__Given data__:
________________________

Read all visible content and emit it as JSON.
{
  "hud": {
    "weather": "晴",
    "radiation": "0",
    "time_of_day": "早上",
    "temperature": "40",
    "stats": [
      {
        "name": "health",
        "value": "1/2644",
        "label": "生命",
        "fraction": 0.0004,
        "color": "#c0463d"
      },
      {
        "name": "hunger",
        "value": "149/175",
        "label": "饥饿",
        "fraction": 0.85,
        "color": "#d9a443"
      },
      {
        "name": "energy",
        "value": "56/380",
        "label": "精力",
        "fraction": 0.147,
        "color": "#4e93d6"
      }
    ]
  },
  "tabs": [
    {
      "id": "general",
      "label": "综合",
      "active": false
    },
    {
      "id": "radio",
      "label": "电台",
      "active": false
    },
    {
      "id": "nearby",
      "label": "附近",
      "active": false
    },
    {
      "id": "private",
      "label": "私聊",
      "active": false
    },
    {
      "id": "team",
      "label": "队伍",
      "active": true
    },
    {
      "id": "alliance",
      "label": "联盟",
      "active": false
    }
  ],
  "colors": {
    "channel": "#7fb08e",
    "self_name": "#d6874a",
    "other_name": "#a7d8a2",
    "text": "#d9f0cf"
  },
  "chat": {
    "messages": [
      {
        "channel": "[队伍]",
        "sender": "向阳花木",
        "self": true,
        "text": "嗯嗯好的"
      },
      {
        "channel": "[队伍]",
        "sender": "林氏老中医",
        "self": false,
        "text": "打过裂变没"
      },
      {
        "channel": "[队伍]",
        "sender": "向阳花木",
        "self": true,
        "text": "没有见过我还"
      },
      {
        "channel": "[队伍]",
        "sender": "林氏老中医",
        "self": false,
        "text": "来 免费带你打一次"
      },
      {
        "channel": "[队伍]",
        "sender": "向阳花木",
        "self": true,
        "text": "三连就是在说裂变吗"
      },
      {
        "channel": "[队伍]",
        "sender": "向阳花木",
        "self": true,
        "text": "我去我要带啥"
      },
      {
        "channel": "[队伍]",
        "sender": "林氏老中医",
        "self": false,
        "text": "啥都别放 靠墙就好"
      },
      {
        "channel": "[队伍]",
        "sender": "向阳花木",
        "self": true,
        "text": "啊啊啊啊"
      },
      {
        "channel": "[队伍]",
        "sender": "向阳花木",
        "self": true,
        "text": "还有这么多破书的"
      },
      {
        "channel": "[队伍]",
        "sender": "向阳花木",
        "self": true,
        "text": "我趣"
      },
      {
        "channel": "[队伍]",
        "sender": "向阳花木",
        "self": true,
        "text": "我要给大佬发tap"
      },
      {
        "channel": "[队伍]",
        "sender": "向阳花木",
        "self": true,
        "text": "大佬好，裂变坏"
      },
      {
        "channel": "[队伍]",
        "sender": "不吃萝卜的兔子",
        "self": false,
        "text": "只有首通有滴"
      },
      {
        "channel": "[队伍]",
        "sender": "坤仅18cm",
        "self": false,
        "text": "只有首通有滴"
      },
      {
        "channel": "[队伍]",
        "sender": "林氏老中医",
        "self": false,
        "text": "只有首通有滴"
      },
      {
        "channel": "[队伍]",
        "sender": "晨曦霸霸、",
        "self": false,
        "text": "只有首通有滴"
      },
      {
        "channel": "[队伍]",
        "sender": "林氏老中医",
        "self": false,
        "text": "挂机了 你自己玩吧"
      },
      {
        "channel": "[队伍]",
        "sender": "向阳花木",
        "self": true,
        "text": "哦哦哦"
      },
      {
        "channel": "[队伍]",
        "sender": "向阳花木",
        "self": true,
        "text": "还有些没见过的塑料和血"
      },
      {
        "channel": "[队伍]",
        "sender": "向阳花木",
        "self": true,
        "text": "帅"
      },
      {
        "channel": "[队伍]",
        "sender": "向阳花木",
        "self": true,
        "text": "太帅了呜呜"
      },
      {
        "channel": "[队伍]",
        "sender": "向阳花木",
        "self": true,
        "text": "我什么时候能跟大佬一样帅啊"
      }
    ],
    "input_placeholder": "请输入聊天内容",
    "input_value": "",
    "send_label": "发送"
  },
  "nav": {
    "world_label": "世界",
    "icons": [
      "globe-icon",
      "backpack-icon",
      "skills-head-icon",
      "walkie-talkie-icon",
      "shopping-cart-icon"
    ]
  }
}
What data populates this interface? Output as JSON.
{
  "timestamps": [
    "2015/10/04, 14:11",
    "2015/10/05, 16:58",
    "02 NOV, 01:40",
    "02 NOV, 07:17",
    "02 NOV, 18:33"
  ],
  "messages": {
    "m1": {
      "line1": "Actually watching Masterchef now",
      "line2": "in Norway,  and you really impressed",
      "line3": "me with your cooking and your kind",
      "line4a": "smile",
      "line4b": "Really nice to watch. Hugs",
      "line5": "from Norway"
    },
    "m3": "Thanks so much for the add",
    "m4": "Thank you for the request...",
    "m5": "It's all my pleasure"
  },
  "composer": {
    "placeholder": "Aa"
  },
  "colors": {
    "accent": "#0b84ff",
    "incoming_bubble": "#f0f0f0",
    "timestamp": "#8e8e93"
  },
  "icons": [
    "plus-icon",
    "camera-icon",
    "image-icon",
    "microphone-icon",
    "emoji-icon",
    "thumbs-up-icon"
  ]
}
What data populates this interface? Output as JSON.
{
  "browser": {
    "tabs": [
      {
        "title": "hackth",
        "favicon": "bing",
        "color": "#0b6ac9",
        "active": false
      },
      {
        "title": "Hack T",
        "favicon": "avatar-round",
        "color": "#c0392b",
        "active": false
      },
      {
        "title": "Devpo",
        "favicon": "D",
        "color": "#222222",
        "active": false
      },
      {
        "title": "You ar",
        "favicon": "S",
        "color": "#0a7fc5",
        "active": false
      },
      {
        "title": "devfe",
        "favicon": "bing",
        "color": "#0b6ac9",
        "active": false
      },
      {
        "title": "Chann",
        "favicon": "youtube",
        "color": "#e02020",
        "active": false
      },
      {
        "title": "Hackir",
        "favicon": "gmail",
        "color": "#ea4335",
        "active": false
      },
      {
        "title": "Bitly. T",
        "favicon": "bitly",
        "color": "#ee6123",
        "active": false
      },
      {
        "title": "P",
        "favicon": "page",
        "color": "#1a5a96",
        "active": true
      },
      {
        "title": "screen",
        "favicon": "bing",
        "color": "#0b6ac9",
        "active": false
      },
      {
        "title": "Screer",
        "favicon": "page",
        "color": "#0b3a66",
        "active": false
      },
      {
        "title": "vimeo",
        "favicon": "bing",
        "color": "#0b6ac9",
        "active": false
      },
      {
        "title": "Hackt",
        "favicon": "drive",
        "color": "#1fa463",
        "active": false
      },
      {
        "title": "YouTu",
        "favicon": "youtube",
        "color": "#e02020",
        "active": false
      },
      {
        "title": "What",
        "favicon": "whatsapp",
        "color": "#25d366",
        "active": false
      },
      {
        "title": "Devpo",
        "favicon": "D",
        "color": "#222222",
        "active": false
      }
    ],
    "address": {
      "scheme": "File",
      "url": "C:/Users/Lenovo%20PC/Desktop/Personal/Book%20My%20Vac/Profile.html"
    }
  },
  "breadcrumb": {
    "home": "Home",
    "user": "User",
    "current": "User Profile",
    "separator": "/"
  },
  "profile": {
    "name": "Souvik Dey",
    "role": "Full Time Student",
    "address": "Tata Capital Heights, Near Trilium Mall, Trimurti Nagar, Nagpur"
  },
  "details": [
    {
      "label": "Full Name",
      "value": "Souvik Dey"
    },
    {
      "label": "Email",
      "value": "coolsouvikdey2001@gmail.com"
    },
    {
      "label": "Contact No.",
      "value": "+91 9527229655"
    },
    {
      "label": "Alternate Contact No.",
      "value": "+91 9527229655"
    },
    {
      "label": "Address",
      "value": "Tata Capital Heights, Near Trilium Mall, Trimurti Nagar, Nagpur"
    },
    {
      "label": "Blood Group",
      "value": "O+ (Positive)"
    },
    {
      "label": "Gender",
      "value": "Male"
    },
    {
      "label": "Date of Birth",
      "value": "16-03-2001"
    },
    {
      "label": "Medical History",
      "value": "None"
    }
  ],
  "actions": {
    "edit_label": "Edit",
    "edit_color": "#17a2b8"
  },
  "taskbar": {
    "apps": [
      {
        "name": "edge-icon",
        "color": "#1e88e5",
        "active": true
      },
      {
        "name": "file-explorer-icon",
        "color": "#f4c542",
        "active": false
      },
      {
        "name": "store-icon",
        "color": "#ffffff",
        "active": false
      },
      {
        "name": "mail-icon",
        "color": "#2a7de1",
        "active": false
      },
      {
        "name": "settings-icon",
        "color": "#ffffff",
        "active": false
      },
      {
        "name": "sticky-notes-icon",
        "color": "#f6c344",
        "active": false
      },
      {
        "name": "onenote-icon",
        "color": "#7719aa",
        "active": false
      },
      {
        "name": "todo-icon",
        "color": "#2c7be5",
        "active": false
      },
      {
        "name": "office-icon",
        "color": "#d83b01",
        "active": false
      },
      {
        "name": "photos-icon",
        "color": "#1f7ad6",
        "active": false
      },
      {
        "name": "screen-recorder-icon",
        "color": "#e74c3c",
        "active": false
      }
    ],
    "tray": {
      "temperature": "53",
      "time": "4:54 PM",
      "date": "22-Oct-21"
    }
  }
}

________________________

__Short exercise__: Count the lines in the material above where the string "Nagpur" appears, then state only that count.

__Solution to the exercise__: 2